• _Text under study_
════════════════════

Regional district in British Columbia, Canada

The Squamish-Lillooet Regional District (SLRD) is a local government federation, consisting of four municipalities in British Columbia, Canada: Lillooet, Pemberton, Whistler and Squamish. It stretches from Britannia Beach in the south to Pavilion in the north. Its administrative offices are in the Village of Pemberton, although the district municipalities of Squamish and Whistler are larger population centres. The district covers 16,353.68 km^{2} (6,314.19 sq mi) of land area.

The southern end of the regional district comprises the northern part of the traditional territory of the Squamish people, and the northern half constitutes the traditional homeland of the St'at'imc people.

== Demographics ==
As a census division in the 2021 Census of Population conducted by Statistics Canada, the Squamish-Lillooet Regional District had a population of 50496 living in 20012 of its 26330 total private dwellings, a change of from its 2016 population of 42665. With a land area of 16296.34 km2, it had a population density of in 2021.

Panethnic groups in the Squamish–Lillooet Regional District (1996−2021)

════════════════════

• _Recorded information_

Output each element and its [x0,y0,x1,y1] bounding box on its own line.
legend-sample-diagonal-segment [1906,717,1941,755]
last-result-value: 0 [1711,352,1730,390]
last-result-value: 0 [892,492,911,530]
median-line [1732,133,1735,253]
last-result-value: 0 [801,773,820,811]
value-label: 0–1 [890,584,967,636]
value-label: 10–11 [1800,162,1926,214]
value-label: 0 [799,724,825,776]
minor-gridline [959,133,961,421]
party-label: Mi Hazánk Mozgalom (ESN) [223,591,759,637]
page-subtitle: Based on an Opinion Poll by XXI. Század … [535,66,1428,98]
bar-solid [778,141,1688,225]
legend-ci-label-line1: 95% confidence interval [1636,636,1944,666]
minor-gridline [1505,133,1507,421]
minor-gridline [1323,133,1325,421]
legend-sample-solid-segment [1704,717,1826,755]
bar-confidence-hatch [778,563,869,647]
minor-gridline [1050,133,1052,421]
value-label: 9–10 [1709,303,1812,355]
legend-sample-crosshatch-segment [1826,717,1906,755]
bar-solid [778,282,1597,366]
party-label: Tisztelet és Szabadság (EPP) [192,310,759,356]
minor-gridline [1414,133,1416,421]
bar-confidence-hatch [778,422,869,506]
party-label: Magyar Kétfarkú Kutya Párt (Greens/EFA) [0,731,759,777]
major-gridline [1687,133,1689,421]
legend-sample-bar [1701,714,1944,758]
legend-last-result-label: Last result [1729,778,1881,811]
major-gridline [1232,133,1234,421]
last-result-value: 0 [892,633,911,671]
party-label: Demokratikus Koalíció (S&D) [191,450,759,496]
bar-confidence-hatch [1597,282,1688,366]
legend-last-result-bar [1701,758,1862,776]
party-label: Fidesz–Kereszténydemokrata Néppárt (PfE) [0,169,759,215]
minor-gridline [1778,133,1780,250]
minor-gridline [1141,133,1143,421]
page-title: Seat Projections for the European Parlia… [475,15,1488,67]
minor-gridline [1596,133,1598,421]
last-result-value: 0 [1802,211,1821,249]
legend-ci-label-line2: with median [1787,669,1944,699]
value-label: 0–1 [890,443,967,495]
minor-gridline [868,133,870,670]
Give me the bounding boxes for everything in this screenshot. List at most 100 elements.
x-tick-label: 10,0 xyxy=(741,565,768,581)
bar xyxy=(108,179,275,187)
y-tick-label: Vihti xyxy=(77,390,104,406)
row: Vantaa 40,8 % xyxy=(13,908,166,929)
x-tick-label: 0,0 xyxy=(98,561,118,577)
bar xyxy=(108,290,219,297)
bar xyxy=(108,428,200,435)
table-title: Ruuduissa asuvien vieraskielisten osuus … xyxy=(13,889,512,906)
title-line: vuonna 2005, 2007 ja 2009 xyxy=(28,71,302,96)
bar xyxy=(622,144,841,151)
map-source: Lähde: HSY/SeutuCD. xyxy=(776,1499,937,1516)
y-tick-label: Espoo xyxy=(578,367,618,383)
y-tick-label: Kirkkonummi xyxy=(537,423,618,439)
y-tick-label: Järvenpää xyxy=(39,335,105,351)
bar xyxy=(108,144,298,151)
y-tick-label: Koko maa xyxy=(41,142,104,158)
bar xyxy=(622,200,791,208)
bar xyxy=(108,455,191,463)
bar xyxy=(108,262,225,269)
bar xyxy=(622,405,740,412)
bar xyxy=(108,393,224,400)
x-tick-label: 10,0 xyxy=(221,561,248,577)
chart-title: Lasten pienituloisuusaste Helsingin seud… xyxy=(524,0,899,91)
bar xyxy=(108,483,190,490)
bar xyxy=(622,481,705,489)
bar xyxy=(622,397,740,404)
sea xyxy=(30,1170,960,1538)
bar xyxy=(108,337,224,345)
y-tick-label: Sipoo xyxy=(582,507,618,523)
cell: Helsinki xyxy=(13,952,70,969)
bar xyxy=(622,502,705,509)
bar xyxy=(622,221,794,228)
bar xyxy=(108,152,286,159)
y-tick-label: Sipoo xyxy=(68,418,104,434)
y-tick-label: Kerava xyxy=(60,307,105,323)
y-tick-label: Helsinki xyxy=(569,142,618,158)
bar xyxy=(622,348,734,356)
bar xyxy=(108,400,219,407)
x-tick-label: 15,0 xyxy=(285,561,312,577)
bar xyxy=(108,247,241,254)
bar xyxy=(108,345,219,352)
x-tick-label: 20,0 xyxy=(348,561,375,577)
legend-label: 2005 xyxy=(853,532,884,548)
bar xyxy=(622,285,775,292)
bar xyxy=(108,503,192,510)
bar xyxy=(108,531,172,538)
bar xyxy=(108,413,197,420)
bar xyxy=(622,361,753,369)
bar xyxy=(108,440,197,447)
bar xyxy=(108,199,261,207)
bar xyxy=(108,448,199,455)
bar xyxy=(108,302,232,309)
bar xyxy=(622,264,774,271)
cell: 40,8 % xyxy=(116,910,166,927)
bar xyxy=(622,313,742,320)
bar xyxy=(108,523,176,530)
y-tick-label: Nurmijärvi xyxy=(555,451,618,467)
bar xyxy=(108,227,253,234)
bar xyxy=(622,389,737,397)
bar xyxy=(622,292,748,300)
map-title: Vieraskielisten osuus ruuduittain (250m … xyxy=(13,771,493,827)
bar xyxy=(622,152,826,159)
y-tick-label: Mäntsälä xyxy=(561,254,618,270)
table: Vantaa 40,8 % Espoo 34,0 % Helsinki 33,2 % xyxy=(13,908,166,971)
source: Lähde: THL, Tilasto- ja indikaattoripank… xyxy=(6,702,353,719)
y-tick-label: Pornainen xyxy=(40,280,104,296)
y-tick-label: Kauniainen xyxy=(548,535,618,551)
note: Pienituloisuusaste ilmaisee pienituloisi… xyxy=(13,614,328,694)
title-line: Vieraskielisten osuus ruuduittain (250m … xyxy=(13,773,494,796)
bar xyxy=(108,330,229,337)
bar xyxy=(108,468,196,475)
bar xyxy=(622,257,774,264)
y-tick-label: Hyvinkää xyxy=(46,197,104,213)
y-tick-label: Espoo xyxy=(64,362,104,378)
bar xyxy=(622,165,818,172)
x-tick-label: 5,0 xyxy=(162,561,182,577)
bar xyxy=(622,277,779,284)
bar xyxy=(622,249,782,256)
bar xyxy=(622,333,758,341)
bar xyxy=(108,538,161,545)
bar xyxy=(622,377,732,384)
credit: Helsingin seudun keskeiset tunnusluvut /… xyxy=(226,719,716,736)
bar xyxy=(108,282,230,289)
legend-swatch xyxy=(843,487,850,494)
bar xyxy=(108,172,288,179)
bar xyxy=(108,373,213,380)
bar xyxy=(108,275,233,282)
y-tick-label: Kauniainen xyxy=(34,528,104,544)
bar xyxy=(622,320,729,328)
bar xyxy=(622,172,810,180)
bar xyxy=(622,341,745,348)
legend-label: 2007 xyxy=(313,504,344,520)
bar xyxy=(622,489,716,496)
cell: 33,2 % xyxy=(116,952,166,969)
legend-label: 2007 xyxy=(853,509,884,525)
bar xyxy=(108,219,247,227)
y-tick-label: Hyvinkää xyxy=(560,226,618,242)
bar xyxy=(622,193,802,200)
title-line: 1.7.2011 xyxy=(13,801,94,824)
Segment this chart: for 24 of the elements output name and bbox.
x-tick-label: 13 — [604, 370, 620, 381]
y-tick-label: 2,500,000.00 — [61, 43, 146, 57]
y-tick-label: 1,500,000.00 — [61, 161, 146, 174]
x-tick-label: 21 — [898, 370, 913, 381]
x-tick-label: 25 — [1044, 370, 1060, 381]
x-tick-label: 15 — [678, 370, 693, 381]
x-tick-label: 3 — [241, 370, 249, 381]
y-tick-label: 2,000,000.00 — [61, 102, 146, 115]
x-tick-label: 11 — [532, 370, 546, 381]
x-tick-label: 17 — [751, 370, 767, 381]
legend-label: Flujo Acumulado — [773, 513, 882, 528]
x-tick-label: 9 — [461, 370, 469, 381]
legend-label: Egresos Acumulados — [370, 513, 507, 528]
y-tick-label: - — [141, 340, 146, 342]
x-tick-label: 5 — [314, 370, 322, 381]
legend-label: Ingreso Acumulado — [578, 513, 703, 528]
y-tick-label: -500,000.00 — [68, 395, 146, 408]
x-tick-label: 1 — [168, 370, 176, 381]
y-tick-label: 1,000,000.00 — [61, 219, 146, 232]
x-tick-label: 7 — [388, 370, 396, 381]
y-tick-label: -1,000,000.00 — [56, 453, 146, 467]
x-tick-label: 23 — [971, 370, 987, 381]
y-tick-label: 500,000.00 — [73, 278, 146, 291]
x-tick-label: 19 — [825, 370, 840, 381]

════════════════════

• _Required work_
a) According to the text on the regional district, where are its administrative offices located?
b) From the text on the regional district, reproduce word for word the part that opens with the words "The southern end" and closes with "the St'at'imc people.".

• _Expected responses_
a) They are in the Village of Pemberton.

b)
The southern end of the regional district comprises the northern part of the traditional territory of the Squamish people, and the northern half constitutes the traditional homeland of the St'at'imc people.